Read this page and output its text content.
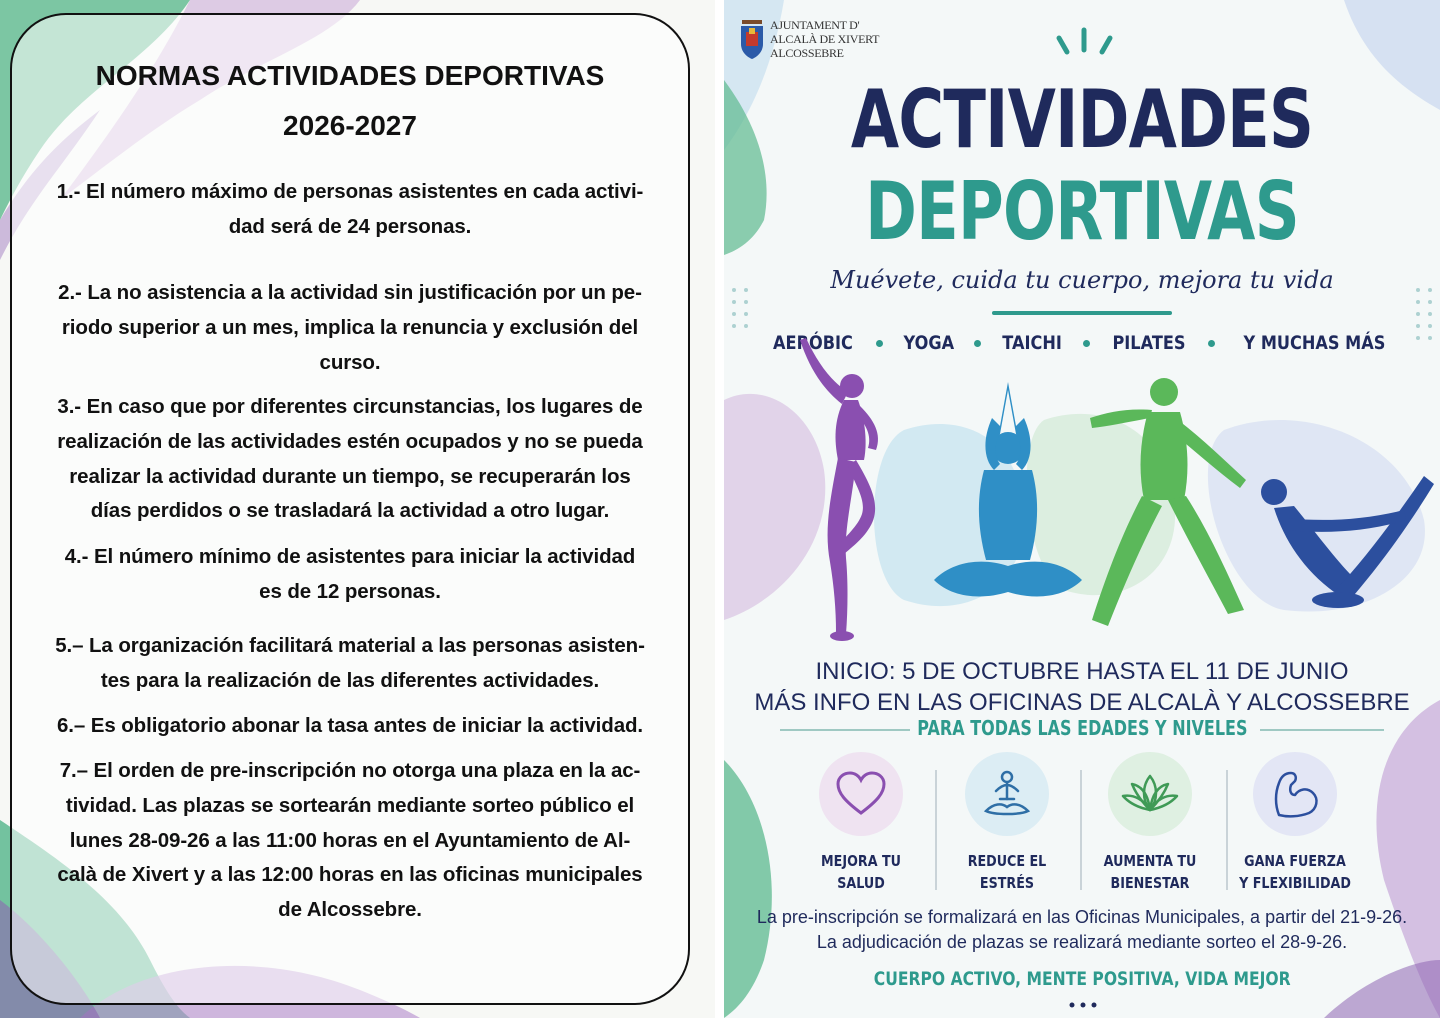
NORMAS ACTIVIDADES DEPORTIVAS
2026-2027
1.- El número máximo de personas asistentes en cada activi-
dad será de 24 personas.
2.- La no asistencia a la actividad sin justificación por un pe-
riodo superior a un mes, implica la renuncia y exclusión del
curso.
3.- En caso que por diferentes circunstancias, los lugares de
realización de las actividades estén ocupados y no se pueda
realizar la actividad durante un tiempo, se recuperarán los
días perdidos o se trasladará la actividad a otro lugar.
4.- El número mínimo de asistentes para iniciar la actividad
es de 12 personas.
5.– La organización facilitará material a las personas asisten-
tes para la realización de las diferentes actividades.
6.– Es obligatorio abonar la tasa antes de iniciar la actividad.
7.– El orden de pre-inscripción no otorga una plaza en la ac-
tividad. Las plazas se sortearán mediante sorteo público el
lunes 28-09-26 a las 11:00 horas en el Ayuntamiento de Al-
calà de Xivert y a las 12:00 horas en las oficinas municipales
de Alcossebre.
AJUNTAMENT D'
ALCALÀ DE XIVERT
ALCOSSEBRE
ACTIVIDADES
DEPORTIVAS
Muévete, cuida tu cuerpo, mejora tu vida
AERÓBIC	YOGA	TAICHI	PILATES	Y MUCHAS MÁS
INICIO: 5 DE OCTUBRE HASTA EL 11 DE JUNIO
MÁS INFO EN LAS OFICINAS DE ALCALÀ Y ALCOSSEBRE
PARA TODAS LAS EDADES Y NIVELES
MEJORA TU
SALUD
REDUCE EL
ESTRÉS
AUMENTA TU
BIENESTAR
GANA FUERZA
Y FLEXIBILIDAD
La pre-inscripción se formalizará en las Oficinas Municipales, a partir del 21-9-26.
La adjudicación de plazas se realizará mediante sorteo el 28-9-26.
CUERPO ACTIVO, MENTE POSITIVA, VIDA MEJOR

## YOUR OBJECTIVE
Set each line of the records down exactly, leaving every picture out.

## REPLY
Read this page and output its text content.
NORMAS ACTIVIDADES DEPORTIVAS
2026-2027
1.- El número máximo de personas asistentes en cada activi-
dad será de 24 personas.
2.- La no asistencia a la actividad sin justificación por un pe-
riodo superior a un mes, implica la renuncia y exclusión del
curso.
3.- En caso que por diferentes circunstancias, los lugares de
realización de las actividades estén ocupados y no se pueda
realizar la actividad durante un tiempo, se recuperarán los
días perdidos o se trasladará la actividad a otro lugar.
4.- El número mínimo de asistentes para iniciar la actividad
es de 12 personas.
5.– La organización facilitará material a las personas asisten-
tes para la realización de las diferentes actividades.
6.– Es obligatorio abonar la tasa antes de iniciar la actividad.
7.– El orden de pre-inscripción no otorga una plaza en la ac-
tividad. Las plazas se sortearán mediante sorteo público el
lunes 28-09-26 a las 11:00 horas en el Ayuntamiento de Al-
calà de Xivert y a las 12:00 horas en las oficinas municipales
de Alcossebre.
AJUNTAMENT D'
ALCALÀ DE XIVERT
ALCOSSEBRE
ACTIVIDADES
DEPORTIVAS
Muévete, cuida tu cuerpo, mejora tu vida
AERÓBIC	YOGA	TAICHI	PILATES	Y MUCHAS MÁS
INICIO: 5 DE OCTUBRE HASTA EL 11 DE JUNIO
MÁS INFO EN LAS OFICINAS DE ALCALÀ Y ALCOSSEBRE
PARA TODAS LAS EDADES Y NIVELES
MEJORA TU
SALUD
REDUCE EL
ESTRÉS
AUMENTA TU
BIENESTAR
GANA FUERZA
Y FLEXIBILIDAD
La pre-inscripción se formalizará en las Oficinas Municipales, a partir del 21-9-26.
La adjudicación de plazas se realizará mediante sorteo el 28-9-26.
CUERPO ACTIVO, MENTE POSITIVA, VIDA MEJOR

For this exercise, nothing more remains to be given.